» Work to complete
Gather from the listing below each line that includes the word "program", and copy it.

» Task inputs
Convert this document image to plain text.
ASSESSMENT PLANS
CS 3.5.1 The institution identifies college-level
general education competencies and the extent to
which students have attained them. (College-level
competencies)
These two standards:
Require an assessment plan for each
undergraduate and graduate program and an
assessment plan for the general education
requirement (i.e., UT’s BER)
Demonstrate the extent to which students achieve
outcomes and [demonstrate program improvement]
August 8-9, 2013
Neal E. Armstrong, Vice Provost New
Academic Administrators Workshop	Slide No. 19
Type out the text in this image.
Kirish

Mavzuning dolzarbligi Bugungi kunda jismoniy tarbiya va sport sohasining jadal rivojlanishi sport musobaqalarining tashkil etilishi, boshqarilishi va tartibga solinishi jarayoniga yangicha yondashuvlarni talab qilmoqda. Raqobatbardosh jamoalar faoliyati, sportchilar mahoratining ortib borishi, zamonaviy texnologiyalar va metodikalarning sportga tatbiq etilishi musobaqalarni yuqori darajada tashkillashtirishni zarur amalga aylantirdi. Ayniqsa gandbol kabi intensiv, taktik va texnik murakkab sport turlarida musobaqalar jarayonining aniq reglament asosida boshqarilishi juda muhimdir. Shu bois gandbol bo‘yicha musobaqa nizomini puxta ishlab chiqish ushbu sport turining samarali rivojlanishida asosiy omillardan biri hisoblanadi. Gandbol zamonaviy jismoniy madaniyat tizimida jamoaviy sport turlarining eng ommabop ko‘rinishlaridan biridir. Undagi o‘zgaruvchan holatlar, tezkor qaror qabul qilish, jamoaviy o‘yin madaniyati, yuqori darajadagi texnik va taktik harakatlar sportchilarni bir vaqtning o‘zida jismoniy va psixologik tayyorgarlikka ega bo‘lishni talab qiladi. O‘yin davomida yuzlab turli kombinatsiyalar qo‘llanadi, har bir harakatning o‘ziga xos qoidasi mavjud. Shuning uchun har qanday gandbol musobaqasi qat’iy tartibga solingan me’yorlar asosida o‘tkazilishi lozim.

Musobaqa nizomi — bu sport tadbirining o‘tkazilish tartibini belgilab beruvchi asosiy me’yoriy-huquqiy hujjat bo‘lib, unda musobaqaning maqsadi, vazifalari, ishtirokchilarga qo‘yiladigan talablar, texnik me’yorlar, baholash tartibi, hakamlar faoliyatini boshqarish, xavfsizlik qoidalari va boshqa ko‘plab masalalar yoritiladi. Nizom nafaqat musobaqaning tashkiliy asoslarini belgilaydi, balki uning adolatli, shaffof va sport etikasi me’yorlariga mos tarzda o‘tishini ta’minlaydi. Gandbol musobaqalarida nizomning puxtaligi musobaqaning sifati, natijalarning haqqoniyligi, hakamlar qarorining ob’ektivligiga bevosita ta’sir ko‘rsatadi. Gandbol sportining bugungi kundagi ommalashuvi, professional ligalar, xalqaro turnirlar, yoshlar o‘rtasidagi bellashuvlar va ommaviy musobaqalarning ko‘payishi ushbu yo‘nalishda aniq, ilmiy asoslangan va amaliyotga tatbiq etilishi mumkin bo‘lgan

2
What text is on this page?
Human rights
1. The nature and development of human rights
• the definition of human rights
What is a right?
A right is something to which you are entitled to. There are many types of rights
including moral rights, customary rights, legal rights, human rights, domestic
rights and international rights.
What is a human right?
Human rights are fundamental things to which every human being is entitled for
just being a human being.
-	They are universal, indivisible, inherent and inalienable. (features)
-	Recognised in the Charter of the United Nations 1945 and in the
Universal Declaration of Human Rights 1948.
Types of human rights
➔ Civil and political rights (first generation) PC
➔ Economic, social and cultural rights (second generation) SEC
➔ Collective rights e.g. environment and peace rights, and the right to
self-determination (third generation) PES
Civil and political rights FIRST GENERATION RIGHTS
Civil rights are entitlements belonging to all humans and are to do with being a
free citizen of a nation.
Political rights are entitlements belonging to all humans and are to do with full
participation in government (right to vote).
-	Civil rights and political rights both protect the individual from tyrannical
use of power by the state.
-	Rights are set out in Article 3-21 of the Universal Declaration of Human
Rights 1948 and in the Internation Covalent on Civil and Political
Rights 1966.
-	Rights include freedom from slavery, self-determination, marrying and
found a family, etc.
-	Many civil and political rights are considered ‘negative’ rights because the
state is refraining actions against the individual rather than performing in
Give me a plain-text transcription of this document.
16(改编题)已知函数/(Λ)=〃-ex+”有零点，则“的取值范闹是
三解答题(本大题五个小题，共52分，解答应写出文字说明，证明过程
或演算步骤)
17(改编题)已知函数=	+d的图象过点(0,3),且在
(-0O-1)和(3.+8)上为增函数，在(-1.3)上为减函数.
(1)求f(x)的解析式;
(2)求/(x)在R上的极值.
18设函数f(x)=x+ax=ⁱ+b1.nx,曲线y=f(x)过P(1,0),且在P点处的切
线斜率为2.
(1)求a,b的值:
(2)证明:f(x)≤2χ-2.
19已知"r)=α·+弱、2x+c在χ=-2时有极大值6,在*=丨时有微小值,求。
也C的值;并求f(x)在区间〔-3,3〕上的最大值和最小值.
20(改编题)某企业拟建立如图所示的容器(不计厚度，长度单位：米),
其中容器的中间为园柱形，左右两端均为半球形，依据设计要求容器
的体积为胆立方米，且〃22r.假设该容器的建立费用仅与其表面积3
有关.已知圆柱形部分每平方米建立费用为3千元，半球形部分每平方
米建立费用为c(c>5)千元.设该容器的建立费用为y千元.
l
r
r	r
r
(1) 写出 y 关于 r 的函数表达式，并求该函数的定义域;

» Full answer
undergraduate and graduate program and an
outcomes and [demonstrate program improvement]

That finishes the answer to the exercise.